GIVEN REQUEST: Tally every line of the listing below that holds "Output", then give the tally alone.

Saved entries
■ ■ ■

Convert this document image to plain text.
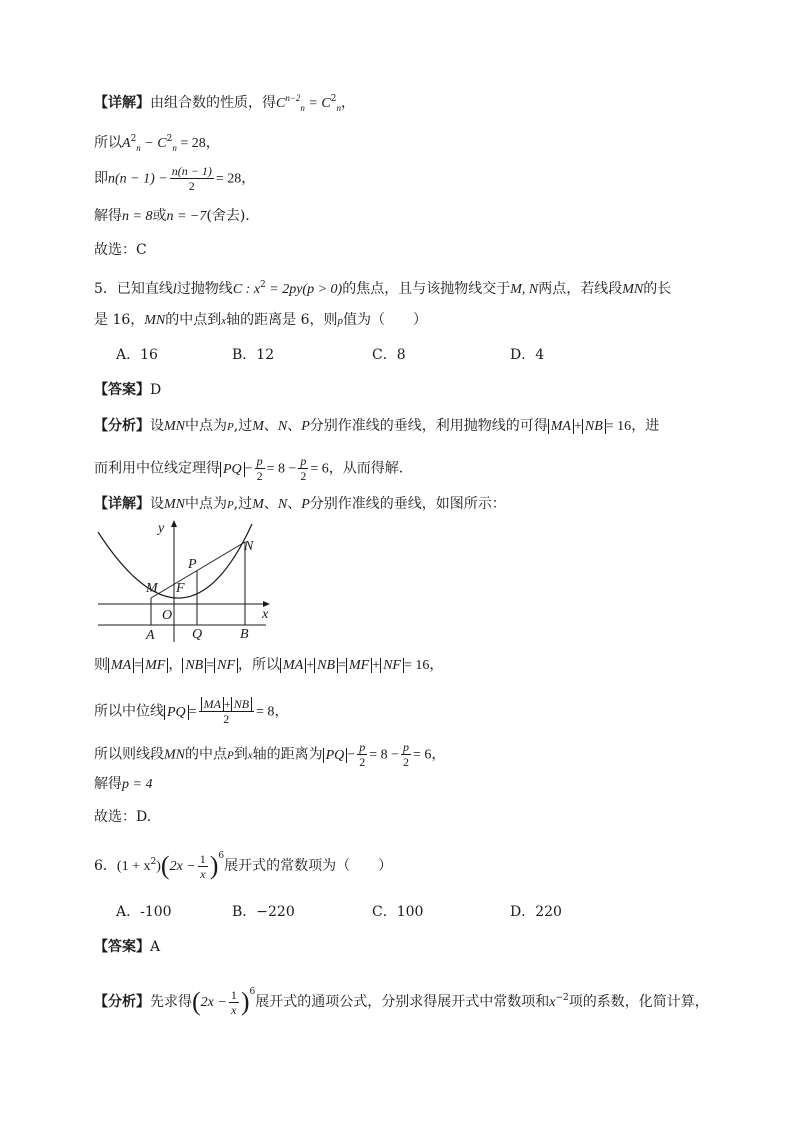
【详解】由组合数的性质，得$C^{n-2}_n = C^2_n$，
所以$A^2_n - C^2_n = 28$，
即$n(n - 1) - \frac{n(n - 1)}{2} = 28$，
解得n = 8或n = −7(舍去).
故选：C
5．已知直线l过抛物线C : $x^2 = 2py(p > 0)$的焦点，且与该抛物线交于M, N两点，若线段MN的长
是 16，MN的中点到x轴的距离是 6，则p值为（　　）
A．16	B．12	C．8	D．4
【答案】D
【分析】设MN中点为P,过M、N、P分别作准线的垂线，利用抛物线的可得 MA + NB = 16，进
而利用中位线定理得 PQ − $\frac{p}{2} = 8 - \frac{p}{2} = 6$，从而得解.
【详解】设MN中点为P,过M、N、P分别作准线的垂线，如图所示：
y
x
N
P
M F
O
A	Q	B
则 MA = MF ， NB = NF ，所以 MA + NB = MF + NF = 16，
所以中位线 PQ = $\frac{MA + NB}{2} = 8$，
所以则线段MN的中点P到x轴的距离为 PQ − $\frac{p}{2} = 8 - \frac{p}{2} = 6$，
解得p = 4
故选：D.
6．$(1 + x^2)(2x - \frac{1}{x} )^6$展开式的常数项为（　　）
A．-100	B．−220	C．100	D．220
【答案】A
【分析】先求得$(2x - \frac{1}{x} )^6$展开式的通项公式，分别求得展开式中常数项和$x^{-2}$项的系数，化简计算，
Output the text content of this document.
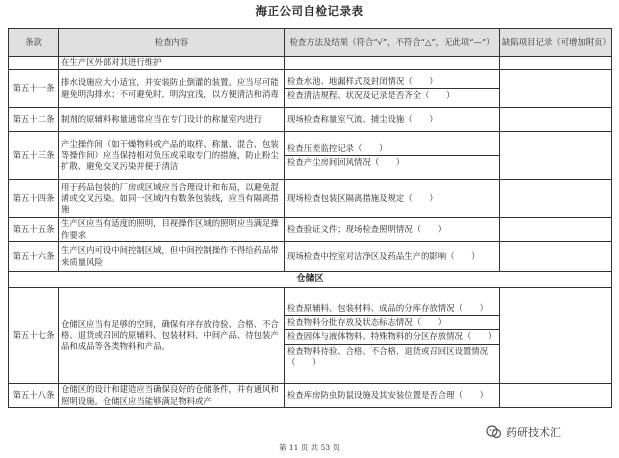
海正公司自检记录表
条款	检查内容	检查方法及结果（符合“√”，不符合“△”，无此项“—”）	缺陷项目记录（可增加附页）
	在生产区外部对其进行维护	

第五十一条	排水设施应大小适宜，并安装防止倒灌的装置。应当尽可能避免明沟排水；不可避免时，明沟宜浅，以方便清洁和消毒	检查水池、地漏样式及封闭情况（　　）
检查清洁规程、状况及记录是否齐全（　　）	

第五十二条	制剂的原辅料称量通常应当在专门设计的称量室内进行	现场检查称量室气流、捕尘设施（　　）	

第五十三条	产尘操作间（如干燥物料或产品的取样、称量、混合、包装等操作间）应当保持相对负压或采取专门的措施，防止粉尘扩散、避免交叉污染并便于清洁	检查压差监控记录（　　）
检查产尘房间回风情况（　　）	

第五十四条	用于药品包装的厂房或区域应当合理设计和布局，以避免混淆或交叉污染。如同一区域内有数条包装线，应当有隔离措施	现场检查包装区隔离措施及规定（　　）	

第五十五条	生产区应当有适度的照明，目视操作区域的照明应当满足操作要求	检查验证文件；现场检查照明情况（　　）	

第五十六条	生产区内可设中间控制区域，但中间控制操作不得给药品带来质量风险	现场检查中控室对洁净区及药品生产的影响（　　）	

仓储区			
第五十七条	仓储区应当有足够的空间，确保有序存放待验、合格、不合格、退货或召回的原辅料、包装材料、中间产品、待包装产品和成品等各类物料和产品。	检查原辅料、包装材料、成品的分库存放情况（　　）
检查物料分批存放及状态标志情况（　　）
检查固体与液体物料、特殊物料的分区存放情况（　　）
检查物料待验、合格、不合格、退货或召回区设置情况（　　）	

第五十八条	仓储区的设计和建造应当确保良好的仓储条件，并有通风和照明设施。仓储区应当能够满足物料或产	检查库房防虫防鼠设施及其安装位置是否合理（　　）	

第 11 页 共 53 页
药研技术汇
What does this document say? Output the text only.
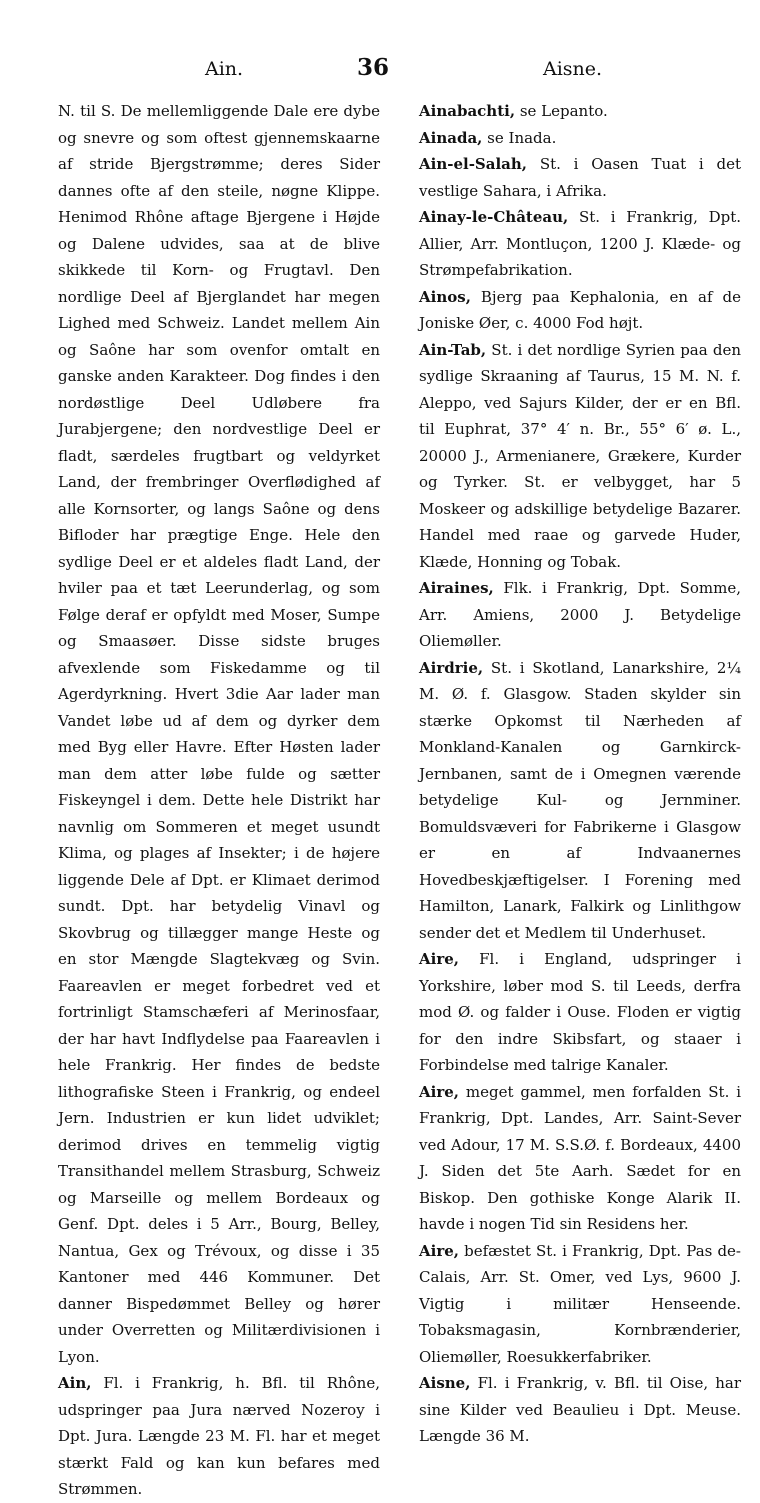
Ain.	36	Aisne.

N. til S. De mellemliggende Dale ere dybe og snevre og som oftest gjennemskaarne af stride Bjergstrømme; deres Sider dannes ofte af den steile, nøgne Klippe. Henimod Rhône aftage Bjergene i Højde og Dalene udvides, saa at de blive skikkede til Korn- og Frugtavl. Den nordlige Deel af Bjerglandet har megen Lighed med Schweiz. Landet mellem Ain og Saône har som ovenfor omtalt en ganske anden Karakteer. Dog findes i den nordøstlige Deel Udløbere fra Jurabjergene; den nordvestlige Deel er fladt, særdeles frugtbart og veldyrket Land, der frembringer Overflødighed af alle Kornsorter, og langs Saône og dens Bifloder har prægtige Enge. Hele den sydlige Deel er et aldeles fladt Land, der hviler paa et tæt Leerunderlag, og som Følge deraf er opfyldt med Moser, Sumpe og Smaasøer. Disse sidste bruges afvexlende som Fiskedamme og til Agerdyrkning. Hvert 3die Aar lader man Vandet løbe ud af dem og dyrker dem med Byg eller Havre. Efter Høsten lader man dem atter løbe fulde og sætter Fiskeyngel i dem. Dette hele Distrikt har navnlig om Sommeren et meget usundt Klima, og plages af Insekter; i de højere liggende Dele af Dpt. er Klimaet derimod sundt. Dpt. har betydelig Vinavl og Skovbrug og tillægger mange Heste og en stor Mængde Slagtekvæg og Svin. Faareavlen er meget forbedret ved et fortrinligt Stamschæferi af Merinosfaar, der har havt Indflydelse paa Faareavlen i hele Frankrig. Her findes de bedste lithografiske Steen i Frankrig, og endeel Jern. Industrien er kun lidet udviklet; derimod drives en temmelig vigtig Transithandel mellem Strasburg, Schweiz og Marseille og mellem Bordeaux og Genf. Dpt. deles i 5 Arr., Bourg, Belley, Nantua, Gex og Trévoux, og disse i 35 Kantoner med 446 Kommuner. Det danner Bispedømmet Belley og hører under Overretten og Militærdivisionen i Lyon.

Ain, Fl. i Frankrig, h. Bfl. til Rhône, udspringer paa Jura nærved Nozeroy i Dpt. Jura. Længde 23 M. Fl. har et meget stærkt Fald og kan kun befares med Strømmen.

Ainabachti, se Lepanto.

Ainada, se Inada.

Ain-el-Salah, St. i Oasen Tuat i det vestlige Sahara, i Afrika.

Ainay-le-Château, St. i Frankrig, Dpt. Allier, Arr. Montluçon, 1200 J. Klæde- og Strømpefabrikation.

Ainos, Bjerg paa Kephalonia, en af de Joniske Øer, c. 4000 Fod højt.

Ain-Tab, St. i det nordlige Syrien paa den sydlige Skraaning af Taurus, 15 M. N. f. Aleppo, ved Sajurs Kilder, der er en Bfl. til Euphrat, 37° 4′ n. Br., 55° 6′ ø. L., 20000 J., Armenianere, Grækere, Kurder og Tyrker. St. er velbygget, har 5 Moskeer og adskillige betydelige Bazarer. Handel med raae og garvede Huder, Klæde, Honning og Tobak.

Airaines, Flk. i Frankrig, Dpt. Somme, Arr. Amiens, 2000 J. Betydelige Oliemøller.

Airdrie, St. i Skotland, Lanarkshire, 2¼ M. Ø. f. Glasgow. Staden skylder sin stærke Opkomst til Nærheden af Monkland-Kanalen og Garnkirck-Jernbanen, samt de i Omegnen værende betydelige Kul- og Jernminer. Bomuldsvæveri for Fabrikerne i Glasgow er en af Indvaanernes Hovedbeskjæftigelser. I Forening med Hamilton, Lanark, Falkirk og Linlithgow sender det et Medlem til Underhuset.

Aire, Fl. i England, udspringer i Yorkshire, løber mod S. til Leeds, derfra mod Ø. og falder i Ouse. Floden er vigtig for den indre Skibsfart, og staaer i Forbindelse med talrige Kanaler.

Aire, meget gammel, men forfalden St. i Frankrig, Dpt. Landes, Arr. Saint-Sever ved Adour, 17 M. S.S.Ø. f. Bordeaux, 4400 J. Siden det 5te Aarh. Sædet for en Biskop. Den gothiske Konge Alarik II. havde i nogen Tid sin Residens her.

Aire, befæstet St. i Frankrig, Dpt. Pas de-Calais, Arr. St. Omer, ved Lys, 9600 J. Vigtig i militær Henseende. Tobaksmagasin, Kornbrænderier, Oliemøller, Roesukkerfabriker.

Aisne, Fl. i Frankrig, v. Bfl. til Oise, har sine Kilder ved Beaulieu i Dpt. Meuse. Længde 36 M.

■ ■ ■

RIGHT ANSWER: 2